(Dataset items)
Begin
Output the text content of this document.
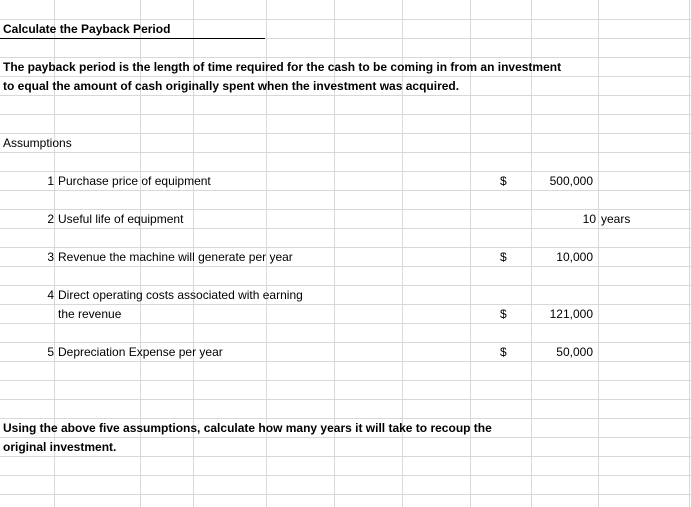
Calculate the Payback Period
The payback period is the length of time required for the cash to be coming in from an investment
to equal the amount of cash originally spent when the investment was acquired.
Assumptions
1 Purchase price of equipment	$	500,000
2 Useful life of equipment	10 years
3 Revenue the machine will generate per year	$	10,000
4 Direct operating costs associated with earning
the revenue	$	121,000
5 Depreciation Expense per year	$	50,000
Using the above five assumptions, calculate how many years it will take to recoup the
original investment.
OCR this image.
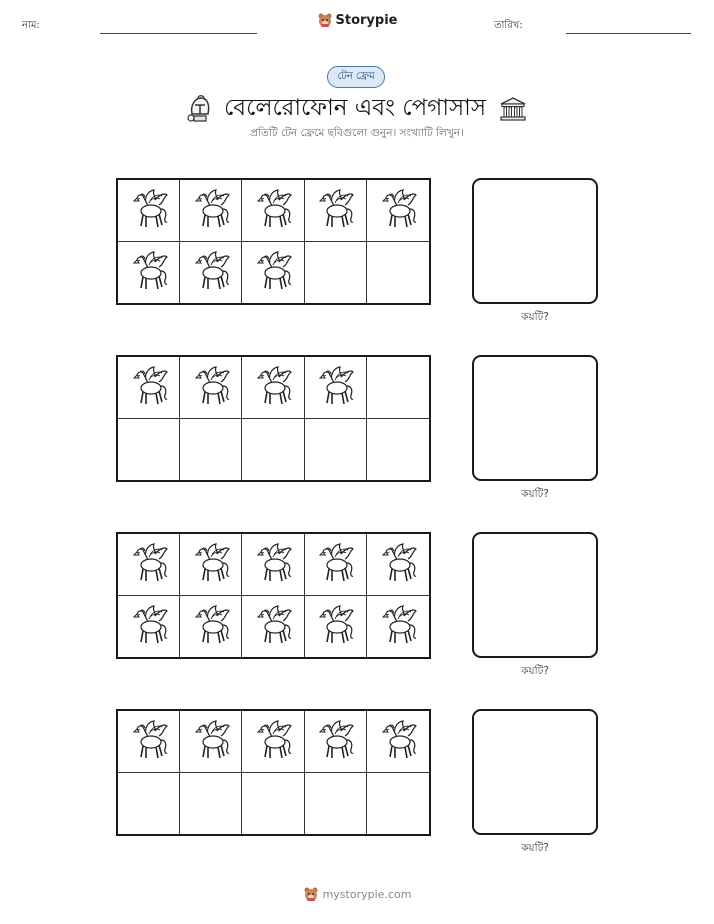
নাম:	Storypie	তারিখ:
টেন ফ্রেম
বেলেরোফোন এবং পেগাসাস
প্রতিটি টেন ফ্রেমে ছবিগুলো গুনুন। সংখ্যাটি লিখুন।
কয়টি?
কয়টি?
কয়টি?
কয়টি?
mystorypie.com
End
Begin
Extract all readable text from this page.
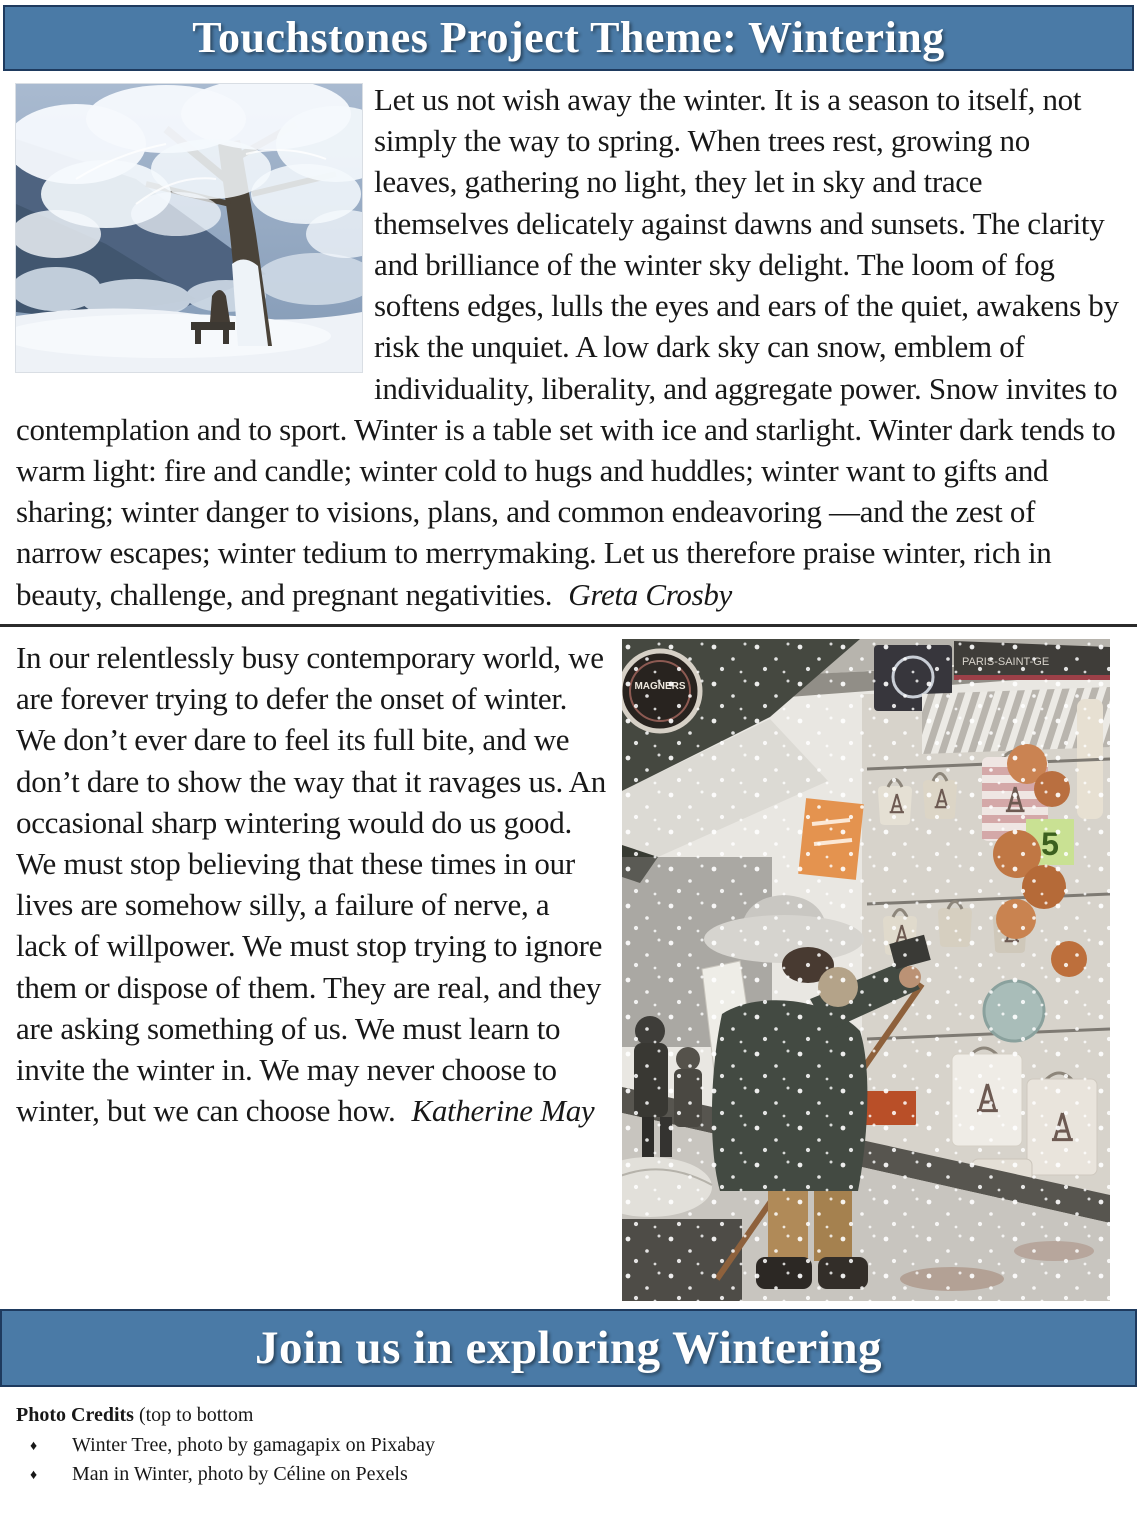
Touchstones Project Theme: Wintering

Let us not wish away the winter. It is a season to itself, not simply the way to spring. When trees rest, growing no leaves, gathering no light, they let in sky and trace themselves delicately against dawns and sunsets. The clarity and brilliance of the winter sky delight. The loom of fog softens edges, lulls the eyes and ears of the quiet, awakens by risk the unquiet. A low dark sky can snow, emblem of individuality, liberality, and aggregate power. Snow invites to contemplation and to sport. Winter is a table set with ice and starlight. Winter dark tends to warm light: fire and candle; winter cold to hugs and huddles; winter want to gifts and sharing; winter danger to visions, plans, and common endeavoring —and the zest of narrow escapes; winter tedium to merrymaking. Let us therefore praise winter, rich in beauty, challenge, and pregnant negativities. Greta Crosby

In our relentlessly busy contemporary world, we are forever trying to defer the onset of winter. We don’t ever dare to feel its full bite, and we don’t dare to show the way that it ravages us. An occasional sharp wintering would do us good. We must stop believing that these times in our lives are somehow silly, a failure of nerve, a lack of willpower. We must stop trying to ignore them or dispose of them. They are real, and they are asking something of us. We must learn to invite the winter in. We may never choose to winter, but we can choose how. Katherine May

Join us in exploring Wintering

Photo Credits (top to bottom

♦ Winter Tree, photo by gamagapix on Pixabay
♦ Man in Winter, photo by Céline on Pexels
End
Objective:
Copy every line above that includes the string "this".

Written response:
Output the text content of this document.
OCR this image.
Extract all readable text from this page.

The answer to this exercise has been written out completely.